-- DATA RECORDS follows --

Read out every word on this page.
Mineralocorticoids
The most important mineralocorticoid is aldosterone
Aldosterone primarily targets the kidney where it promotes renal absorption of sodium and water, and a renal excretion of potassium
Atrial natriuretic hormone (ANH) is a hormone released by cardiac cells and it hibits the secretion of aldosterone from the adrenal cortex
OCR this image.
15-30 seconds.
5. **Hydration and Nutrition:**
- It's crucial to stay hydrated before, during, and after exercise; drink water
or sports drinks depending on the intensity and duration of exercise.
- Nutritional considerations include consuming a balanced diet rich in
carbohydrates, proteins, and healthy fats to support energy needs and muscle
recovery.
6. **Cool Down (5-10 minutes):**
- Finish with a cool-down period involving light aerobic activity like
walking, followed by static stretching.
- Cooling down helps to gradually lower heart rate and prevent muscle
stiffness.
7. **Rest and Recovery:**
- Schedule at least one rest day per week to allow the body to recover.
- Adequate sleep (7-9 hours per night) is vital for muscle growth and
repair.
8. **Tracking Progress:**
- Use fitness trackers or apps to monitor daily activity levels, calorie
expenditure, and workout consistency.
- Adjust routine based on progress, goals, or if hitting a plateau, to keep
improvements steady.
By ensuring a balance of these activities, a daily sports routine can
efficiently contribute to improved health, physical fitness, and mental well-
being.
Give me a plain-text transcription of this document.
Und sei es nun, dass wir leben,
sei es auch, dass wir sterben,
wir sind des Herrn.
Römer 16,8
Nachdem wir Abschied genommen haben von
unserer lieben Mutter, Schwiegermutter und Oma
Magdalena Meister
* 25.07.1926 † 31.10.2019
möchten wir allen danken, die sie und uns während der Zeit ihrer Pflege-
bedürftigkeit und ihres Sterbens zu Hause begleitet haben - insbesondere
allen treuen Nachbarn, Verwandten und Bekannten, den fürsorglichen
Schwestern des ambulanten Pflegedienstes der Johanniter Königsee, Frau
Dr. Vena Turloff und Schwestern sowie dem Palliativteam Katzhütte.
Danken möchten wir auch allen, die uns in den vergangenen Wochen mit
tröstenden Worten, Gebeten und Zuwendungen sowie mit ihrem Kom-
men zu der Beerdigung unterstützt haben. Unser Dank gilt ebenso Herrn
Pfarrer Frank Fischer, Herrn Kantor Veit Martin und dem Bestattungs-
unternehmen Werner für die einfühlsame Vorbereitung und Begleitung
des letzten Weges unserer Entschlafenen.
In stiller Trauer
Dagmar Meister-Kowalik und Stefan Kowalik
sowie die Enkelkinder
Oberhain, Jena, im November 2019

-- DATA RECORDS concluded --

* TASK OBJECTIVE
Wherever the string "allen" occurs in the entries, copy that whole line.

* SOLVED PROBLEM
möchten wir allen danken, die sie und uns während der Zeit ihrer Pflege-
allen treuen Nachbarn, Verwandten und Bekannten, den fürsorglichen
Danken möchten wir auch allen, die uns in den vergangenen Wochen mit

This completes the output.